• _RECORDS SHOWN_

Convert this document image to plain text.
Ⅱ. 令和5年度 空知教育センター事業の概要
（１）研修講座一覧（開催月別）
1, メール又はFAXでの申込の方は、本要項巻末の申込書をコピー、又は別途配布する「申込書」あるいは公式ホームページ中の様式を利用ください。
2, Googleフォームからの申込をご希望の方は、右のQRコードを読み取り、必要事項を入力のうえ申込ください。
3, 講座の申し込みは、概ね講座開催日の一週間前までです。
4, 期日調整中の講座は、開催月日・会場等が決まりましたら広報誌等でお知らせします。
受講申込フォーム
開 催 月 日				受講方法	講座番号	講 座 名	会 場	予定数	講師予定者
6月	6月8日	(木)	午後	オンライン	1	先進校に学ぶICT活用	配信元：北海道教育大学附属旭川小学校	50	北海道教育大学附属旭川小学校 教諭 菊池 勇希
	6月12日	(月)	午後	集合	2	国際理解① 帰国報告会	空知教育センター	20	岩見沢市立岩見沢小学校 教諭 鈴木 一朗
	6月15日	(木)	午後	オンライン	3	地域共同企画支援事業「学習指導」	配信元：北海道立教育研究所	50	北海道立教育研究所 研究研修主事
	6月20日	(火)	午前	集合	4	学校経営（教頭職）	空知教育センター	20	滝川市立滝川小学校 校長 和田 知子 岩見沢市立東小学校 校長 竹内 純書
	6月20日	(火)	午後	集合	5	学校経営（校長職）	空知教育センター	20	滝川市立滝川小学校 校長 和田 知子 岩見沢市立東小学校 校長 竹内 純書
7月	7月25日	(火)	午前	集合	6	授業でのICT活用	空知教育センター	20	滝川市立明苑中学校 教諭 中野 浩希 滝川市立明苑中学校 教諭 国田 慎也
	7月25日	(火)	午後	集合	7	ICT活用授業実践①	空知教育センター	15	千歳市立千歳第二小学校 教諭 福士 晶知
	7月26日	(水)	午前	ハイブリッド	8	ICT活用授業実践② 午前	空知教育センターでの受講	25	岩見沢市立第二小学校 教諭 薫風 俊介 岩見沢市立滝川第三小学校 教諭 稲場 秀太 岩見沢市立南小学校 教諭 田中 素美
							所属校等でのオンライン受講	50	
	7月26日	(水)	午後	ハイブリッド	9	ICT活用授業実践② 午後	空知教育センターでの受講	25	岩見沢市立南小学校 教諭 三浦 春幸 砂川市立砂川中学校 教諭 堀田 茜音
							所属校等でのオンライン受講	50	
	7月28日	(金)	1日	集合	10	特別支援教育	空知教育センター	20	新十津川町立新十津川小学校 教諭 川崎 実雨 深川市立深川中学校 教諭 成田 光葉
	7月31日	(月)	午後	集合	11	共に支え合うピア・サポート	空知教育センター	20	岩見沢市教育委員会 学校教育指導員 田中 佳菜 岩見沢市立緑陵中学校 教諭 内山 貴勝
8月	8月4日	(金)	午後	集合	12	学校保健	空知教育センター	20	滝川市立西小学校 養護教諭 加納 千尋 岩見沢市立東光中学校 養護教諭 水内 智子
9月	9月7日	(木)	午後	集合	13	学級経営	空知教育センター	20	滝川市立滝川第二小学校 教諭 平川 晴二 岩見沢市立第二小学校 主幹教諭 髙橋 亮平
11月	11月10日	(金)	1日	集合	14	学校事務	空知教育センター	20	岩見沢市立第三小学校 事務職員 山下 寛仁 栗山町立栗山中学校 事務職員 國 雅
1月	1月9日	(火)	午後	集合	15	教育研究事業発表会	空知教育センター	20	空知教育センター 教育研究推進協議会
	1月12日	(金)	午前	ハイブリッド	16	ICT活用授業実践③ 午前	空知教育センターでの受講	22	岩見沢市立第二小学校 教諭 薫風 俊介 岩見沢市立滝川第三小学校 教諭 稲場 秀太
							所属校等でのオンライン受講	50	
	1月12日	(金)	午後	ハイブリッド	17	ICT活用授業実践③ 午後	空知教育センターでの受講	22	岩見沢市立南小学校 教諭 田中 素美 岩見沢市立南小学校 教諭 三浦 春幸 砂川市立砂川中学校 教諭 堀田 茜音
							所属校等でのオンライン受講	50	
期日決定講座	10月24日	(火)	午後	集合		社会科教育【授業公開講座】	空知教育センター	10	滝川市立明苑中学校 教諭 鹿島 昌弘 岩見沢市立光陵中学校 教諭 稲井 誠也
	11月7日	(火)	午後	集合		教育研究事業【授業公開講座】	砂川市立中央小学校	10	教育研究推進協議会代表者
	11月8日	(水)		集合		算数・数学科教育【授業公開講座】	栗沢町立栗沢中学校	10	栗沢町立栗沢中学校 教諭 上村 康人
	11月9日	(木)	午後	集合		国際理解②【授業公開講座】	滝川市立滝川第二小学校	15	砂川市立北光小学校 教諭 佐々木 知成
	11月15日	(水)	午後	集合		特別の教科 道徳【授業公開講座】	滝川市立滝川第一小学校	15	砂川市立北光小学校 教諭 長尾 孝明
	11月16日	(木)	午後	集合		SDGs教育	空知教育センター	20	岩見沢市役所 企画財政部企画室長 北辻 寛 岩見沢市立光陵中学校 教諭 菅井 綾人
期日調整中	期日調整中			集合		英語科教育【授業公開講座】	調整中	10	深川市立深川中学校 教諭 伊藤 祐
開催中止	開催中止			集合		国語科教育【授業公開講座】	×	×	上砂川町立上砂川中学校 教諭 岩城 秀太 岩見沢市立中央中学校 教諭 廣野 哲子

• _EXERCISE BRIEF_
Track down all lines above with the string "砂川市立砂川中学校" and copy them.

• _EXPECTED ANSWER_
	7月26日	(水)	午後	ハイブリッド	9	ICT活用授業実践② 午後	空知教育センターでの受講	25	岩見沢市立南小学校 教諭 三浦 春幸 砂川市立砂川中学校 教諭 堀田 茜音
	1月12日	(金)	午後	ハイブリッド	17	ICT活用授業実践③ 午後	空知教育センターでの受講	22	岩見沢市立南小学校 教諭 田中 素美 岩見沢市立南小学校 教諭 三浦 春幸 砂川市立砂川中学校 教諭 堀田 茜音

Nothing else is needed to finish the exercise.